▼▼▼
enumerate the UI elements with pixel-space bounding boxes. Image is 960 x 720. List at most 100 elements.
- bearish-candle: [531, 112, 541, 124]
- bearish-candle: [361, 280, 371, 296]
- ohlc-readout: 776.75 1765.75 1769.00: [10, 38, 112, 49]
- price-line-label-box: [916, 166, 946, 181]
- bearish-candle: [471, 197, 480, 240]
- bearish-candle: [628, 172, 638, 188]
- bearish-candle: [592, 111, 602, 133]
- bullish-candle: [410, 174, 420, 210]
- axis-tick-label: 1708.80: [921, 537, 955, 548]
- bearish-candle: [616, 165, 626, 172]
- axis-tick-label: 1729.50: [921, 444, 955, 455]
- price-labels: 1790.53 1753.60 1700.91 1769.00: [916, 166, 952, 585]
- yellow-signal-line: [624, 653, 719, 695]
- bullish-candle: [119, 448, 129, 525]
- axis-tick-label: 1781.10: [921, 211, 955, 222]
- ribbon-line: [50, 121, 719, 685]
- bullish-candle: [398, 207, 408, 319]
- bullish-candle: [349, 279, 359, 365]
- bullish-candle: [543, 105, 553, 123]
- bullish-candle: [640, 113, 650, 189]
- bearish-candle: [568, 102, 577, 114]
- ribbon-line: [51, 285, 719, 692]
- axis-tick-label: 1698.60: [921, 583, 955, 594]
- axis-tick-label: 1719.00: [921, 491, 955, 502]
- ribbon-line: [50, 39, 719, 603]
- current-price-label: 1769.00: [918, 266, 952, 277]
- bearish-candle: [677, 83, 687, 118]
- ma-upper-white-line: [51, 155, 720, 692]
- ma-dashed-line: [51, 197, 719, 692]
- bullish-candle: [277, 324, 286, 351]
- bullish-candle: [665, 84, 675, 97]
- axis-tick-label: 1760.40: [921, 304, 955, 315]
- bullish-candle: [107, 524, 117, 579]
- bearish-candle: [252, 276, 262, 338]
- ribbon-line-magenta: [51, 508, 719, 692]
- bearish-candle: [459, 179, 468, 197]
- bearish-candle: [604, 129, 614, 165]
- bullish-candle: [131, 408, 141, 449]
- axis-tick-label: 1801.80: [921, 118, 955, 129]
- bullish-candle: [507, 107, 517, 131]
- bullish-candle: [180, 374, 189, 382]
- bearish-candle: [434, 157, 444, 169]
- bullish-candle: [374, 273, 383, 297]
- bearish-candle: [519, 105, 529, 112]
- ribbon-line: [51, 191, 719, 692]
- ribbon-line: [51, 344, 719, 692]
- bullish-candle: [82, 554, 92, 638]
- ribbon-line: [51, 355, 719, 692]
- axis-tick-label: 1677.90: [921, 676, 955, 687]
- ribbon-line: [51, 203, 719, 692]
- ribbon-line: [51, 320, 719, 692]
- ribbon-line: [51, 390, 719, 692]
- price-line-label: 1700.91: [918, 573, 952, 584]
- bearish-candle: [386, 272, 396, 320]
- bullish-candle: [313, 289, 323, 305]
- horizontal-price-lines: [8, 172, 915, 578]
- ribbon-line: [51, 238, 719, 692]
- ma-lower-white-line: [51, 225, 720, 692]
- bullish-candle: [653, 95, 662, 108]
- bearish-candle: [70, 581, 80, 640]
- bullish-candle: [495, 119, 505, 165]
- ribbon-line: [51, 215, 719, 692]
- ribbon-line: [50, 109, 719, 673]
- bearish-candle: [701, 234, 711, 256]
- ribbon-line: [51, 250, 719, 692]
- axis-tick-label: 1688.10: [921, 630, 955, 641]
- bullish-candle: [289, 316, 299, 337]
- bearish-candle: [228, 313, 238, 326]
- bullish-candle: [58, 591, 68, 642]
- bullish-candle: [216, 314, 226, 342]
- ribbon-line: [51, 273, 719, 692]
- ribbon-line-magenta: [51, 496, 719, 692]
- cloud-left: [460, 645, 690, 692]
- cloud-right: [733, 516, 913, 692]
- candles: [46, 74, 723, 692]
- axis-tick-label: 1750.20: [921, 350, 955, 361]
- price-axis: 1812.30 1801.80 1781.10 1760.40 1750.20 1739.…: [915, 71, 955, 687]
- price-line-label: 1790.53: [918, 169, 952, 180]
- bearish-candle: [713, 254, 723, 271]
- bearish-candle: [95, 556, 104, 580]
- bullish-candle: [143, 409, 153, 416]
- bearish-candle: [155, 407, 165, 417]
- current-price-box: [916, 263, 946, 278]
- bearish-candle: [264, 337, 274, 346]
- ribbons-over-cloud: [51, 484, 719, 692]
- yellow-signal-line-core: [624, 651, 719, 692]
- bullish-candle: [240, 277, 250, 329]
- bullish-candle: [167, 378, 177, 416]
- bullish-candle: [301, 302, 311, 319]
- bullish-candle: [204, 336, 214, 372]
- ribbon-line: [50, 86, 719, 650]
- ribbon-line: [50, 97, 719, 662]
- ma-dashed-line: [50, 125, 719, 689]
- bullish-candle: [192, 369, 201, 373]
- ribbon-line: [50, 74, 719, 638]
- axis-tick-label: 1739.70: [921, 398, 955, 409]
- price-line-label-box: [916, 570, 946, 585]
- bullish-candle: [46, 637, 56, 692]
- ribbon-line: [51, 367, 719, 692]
▲▲▲
- **Problem to work on**
Write out the entries above line for line, beginning with the very first line and ending with the line that contains "- ma-dashed-line: [51, 197, 719, 692]". Include that last line, and give nothing else.

- **Response for this exercise**
enumerate the UI elements with pixel-space bounding boxes. Image is 960 x 720. List at most 100 elements.
- bearish-candle: [531, 112, 541, 124]
- bearish-candle: [361, 280, 371, 296]
- ohlc-readout: 776.75 1765.75 1769.00: [10, 38, 112, 49]
- price-line-label-box: [916, 166, 946, 181]
- bearish-candle: [471, 197, 480, 240]
- bearish-candle: [628, 172, 638, 188]
- bearish-candle: [592, 111, 602, 133]
- bullish-candle: [410, 174, 420, 210]
- axis-tick-label: 1708.80: [921, 537, 955, 548]
- bearish-candle: [616, 165, 626, 172]
- axis-tick-label: 1729.50: [921, 444, 955, 455]
- price-labels: 1790.53 1753.60 1700.91 1769.00: [916, 166, 952, 585]
- yellow-signal-line: [624, 653, 719, 695]
- bullish-candle: [119, 448, 129, 525]
- axis-tick-label: 1781.10: [921, 211, 955, 222]
- ribbon-line: [50, 121, 719, 685]
- bullish-candle: [398, 207, 408, 319]
- bullish-candle: [349, 279, 359, 365]
- bullish-candle: [543, 105, 553, 123]
- bullish-candle: [640, 113, 650, 189]
- bearish-candle: [568, 102, 577, 114]
- ribbon-line: [51, 285, 719, 692]
- axis-tick-label: 1698.60: [921, 583, 955, 594]
- axis-tick-label: 1719.00: [921, 491, 955, 502]
- ribbon-line: [50, 39, 719, 603]
- current-price-label: 1769.00: [918, 266, 952, 277]
- bearish-candle: [677, 83, 687, 118]
- ma-upper-white-line: [51, 155, 720, 692]
- ma-dashed-line: [51, 197, 719, 692]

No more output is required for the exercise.